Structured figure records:
-- Begin --

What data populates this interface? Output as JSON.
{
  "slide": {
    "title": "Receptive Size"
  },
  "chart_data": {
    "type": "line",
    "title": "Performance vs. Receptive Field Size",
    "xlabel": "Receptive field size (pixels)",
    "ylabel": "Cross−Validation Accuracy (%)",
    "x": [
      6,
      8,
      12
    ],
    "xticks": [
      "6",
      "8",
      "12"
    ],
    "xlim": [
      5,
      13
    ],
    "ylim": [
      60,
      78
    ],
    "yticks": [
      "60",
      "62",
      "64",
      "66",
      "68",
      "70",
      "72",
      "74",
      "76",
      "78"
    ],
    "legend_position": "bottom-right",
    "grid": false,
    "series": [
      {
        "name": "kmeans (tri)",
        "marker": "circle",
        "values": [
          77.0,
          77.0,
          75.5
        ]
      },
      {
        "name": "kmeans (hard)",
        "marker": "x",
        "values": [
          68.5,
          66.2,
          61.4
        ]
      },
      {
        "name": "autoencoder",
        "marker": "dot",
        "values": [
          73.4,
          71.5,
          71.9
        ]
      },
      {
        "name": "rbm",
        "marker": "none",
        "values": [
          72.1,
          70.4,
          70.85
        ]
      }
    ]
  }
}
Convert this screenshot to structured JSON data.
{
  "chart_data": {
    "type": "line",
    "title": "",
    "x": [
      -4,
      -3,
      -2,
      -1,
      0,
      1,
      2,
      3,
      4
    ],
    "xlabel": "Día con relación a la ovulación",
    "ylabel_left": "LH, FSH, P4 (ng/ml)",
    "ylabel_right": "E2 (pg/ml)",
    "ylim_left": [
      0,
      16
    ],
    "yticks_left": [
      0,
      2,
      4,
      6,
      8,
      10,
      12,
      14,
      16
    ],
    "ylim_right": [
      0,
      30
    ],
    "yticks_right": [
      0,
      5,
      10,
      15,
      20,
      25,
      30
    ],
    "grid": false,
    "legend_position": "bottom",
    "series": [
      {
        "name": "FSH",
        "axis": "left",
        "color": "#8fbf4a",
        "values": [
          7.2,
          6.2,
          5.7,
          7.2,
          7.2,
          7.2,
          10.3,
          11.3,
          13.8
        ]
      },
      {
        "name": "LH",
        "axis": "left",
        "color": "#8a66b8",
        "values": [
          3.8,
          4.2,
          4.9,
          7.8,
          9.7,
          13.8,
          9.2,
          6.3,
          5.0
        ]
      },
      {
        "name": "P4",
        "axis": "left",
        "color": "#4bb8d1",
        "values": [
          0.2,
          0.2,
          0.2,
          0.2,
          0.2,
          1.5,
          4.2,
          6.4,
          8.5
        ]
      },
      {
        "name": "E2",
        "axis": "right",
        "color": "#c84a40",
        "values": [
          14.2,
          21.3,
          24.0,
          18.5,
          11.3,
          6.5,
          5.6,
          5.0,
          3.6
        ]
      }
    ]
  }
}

-- End --

**Directive**
Within the listing above, find every line containing the string "title" and return it.

**Answer for the task**
    "title": "Receptive Size"
    "title": "Performance vs. Receptive Field Size",
    "title": "",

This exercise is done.